• [Short task]: Repeat every record exactly, but keep images out of the copy.

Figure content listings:
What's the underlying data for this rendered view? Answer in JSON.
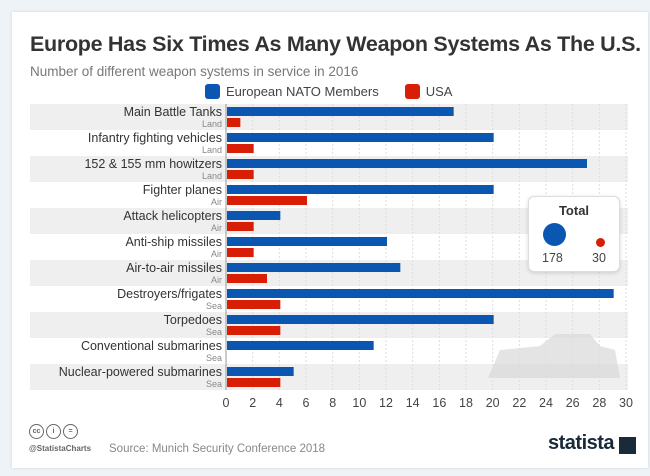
{
  "chart_data": {
    "type": "bar",
    "orientation": "horizontal",
    "title": "Europe Has Six Times As Many Weapon Systems As The U.S.",
    "subtitle": "Number of different weapon systems in service in 2016",
    "categories": [
      "Main Battle Tanks",
      "Infantry fighting vehicles",
      "152 & 155 mm howitzers",
      "Fighter planes",
      "Attack helicopters",
      "Anti-ship missiles",
      "Air-to-air missiles",
      "Destroyers/frigates",
      "Torpedoes",
      "Conventional submarines",
      "Nuclear-powered submarines"
    ],
    "sublabels": [
      "Land",
      "Land",
      "Land",
      "Air",
      "Air",
      "Air",
      "Air",
      "Sea",
      "Sea",
      "Sea",
      "Sea"
    ],
    "series": [
      {
        "name": "European NATO Members",
        "color": "#0a56b0",
        "values": [
          17,
          20,
          27,
          20,
          4,
          12,
          13,
          29,
          20,
          11,
          5
        ]
      },
      {
        "name": "USA",
        "color": "#d81e05",
        "values": [
          1,
          2,
          2,
          6,
          2,
          2,
          3,
          4,
          4,
          0,
          4
        ]
      }
    ],
    "xlim": [
      0,
      30
    ],
    "xticks": [
      0,
      2,
      4,
      6,
      8,
      10,
      12,
      14,
      16,
      18,
      20,
      22,
      24,
      26,
      28,
      30
    ],
    "grid": true,
    "legend": "top",
    "totals": {
      "label": "Total",
      "europe": "178",
      "usa": "30"
    }
  },
  "footer": {
    "source": "Source: Munich Security Conference 2018",
    "handle": "@StatistaCharts",
    "logo": "statista",
    "cc": [
      "cc",
      "i",
      "="
    ]
  }
}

• [Result for this exercise]:
What's the underlying data for this rendered view? Answer in JSON.
{
  "chart_data": {
    "type": "bar",
    "orientation": "horizontal",
    "title": "Europe Has Six Times As Many Weapon Systems As The U.S.",
    "subtitle": "Number of different weapon systems in service in 2016",
    "categories": [
      "Main Battle Tanks",
      "Infantry fighting vehicles",
      "152 & 155 mm howitzers",
      "Fighter planes",
      "Attack helicopters",
      "Anti-ship missiles",
      "Air-to-air missiles",
      "Destroyers/frigates",
      "Torpedoes",
      "Conventional submarines",
      "Nuclear-powered submarines"
    ],
    "sublabels": [
      "Land",
      "Land",
      "Land",
      "Air",
      "Air",
      "Air",
      "Air",
      "Sea",
      "Sea",
      "Sea",
      "Sea"
    ],
    "series": [
      {
        "name": "European NATO Members",
        "color": "#0a56b0",
        "values": [
          17,
          20,
          27,
          20,
          4,
          12,
          13,
          29,
          20,
          11,
          5
        ]
      },
      {
        "name": "USA",
        "color": "#d81e05",
        "values": [
          1,
          2,
          2,
          6,
          2,
          2,
          3,
          4,
          4,
          0,
          4
        ]
      }
    ],
    "xlim": [
      0,
      30
    ],
    "xticks": [
      0,
      2,
      4,
      6,
      8,
      10,
      12,
      14,
      16,
      18,
      20,
      22,
      24,
      26,
      28,
      30
    ],
    "grid": true,
    "legend": "top",
    "totals": {
      "label": "Total",
      "europe": "178",
      "usa": "30"
    }
  },
  "footer": {
    "source": "Source: Munich Security Conference 2018",
    "handle": "@StatistaCharts",
    "logo": "statista",
    "cc": [
      "cc",
      "i",
      "="
    ]
  }
}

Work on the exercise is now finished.